** BEGIN **

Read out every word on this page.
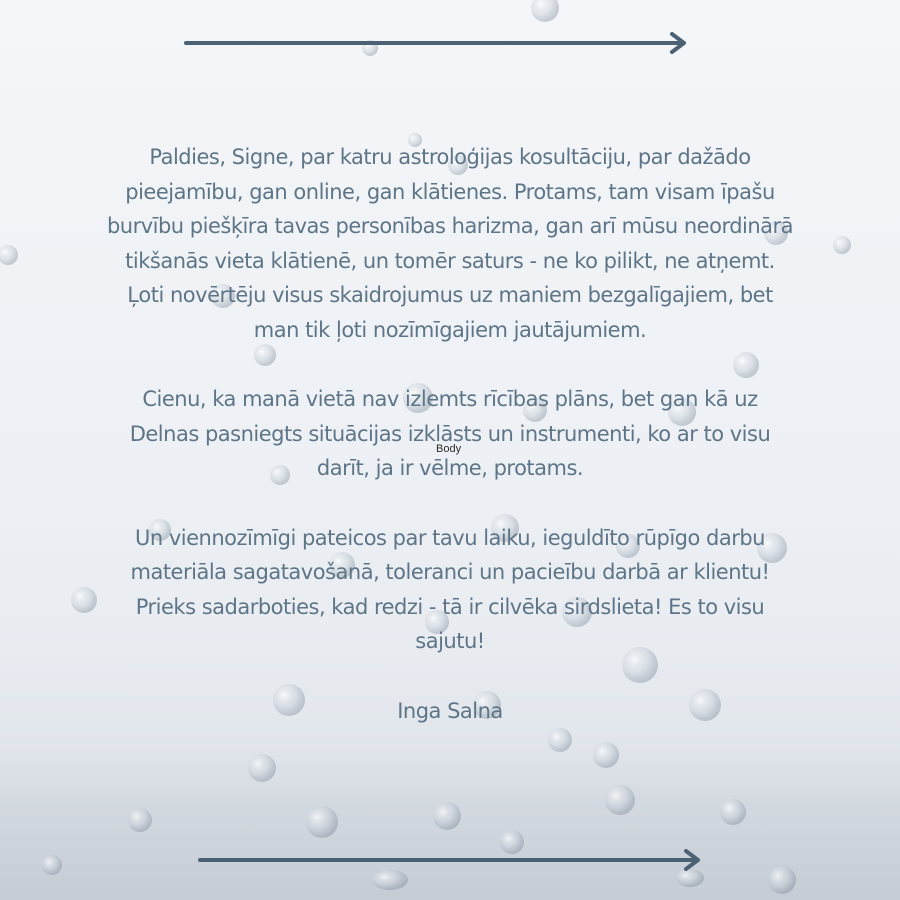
Paldies, Signe, par katru astroloģijas kosultāciju, par dažādo pieejamību, gan online, gan klātienes. Protams, tam visam īpašu burvību piešķīra tavas personības harizma, gan arī mūsu neordinārā tikšanās vieta klātienē, un tomēr saturs - ne ko pilikt, ne atņemt.

Ļoti novērtēju visus skaidrojumus uz maniem bezgalīgajiem, bet man tik ļoti nozīmīgajiem jautājumiem.

Cienu, ka manā vietā nav izlemts rīcības plāns, bet gan kā uz Delnas pasniegts situācijas izklāsts un instrumenti, ko ar to visu darīt, ja ir vēlme, protams.

Un viennozīmīgi pateicos par tavu laiku, ieguldīto rūpīgo darbu materiāla sagatavošanā, toleranci un pacieību darbā ar klientu! Prieks sadarboties, kad redzi - tā ir cilvēka sirdslieta! Es to visu sajutu!

Inga Salna

Body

** END **

■ Aim ■
Repeat the entries exactly. Pictures are excluded from the copy.

■ Solution to the problem ■
Read out every word on this page.
Paldies, Signe, par katru astroloģijas kosultāciju, par dažādo pieejamību, gan online, gan klātienes. Protams, tam visam īpašu burvību piešķīra tavas personības harizma, gan arī mūsu neordinārā tikšanās vieta klātienē, un tomēr saturs - ne ko pilikt, ne atņemt.

Ļoti novērtēju visus skaidrojumus uz maniem bezgalīgajiem, bet man tik ļoti nozīmīgajiem jautājumiem.

Cienu, ka manā vietā nav izlemts rīcības plāns, bet gan kā uz Delnas pasniegts situācijas izklāsts un instrumenti, ko ar to visu darīt, ja ir vēlme, protams.

Un viennozīmīgi pateicos par tavu laiku, ieguldīto rūpīgo darbu materiāla sagatavošanā, toleranci un pacieību darbā ar klientu! Prieks sadarboties, kad redzi - tā ir cilvēka sirdslieta! Es to visu sajutu!

Inga Salna

Body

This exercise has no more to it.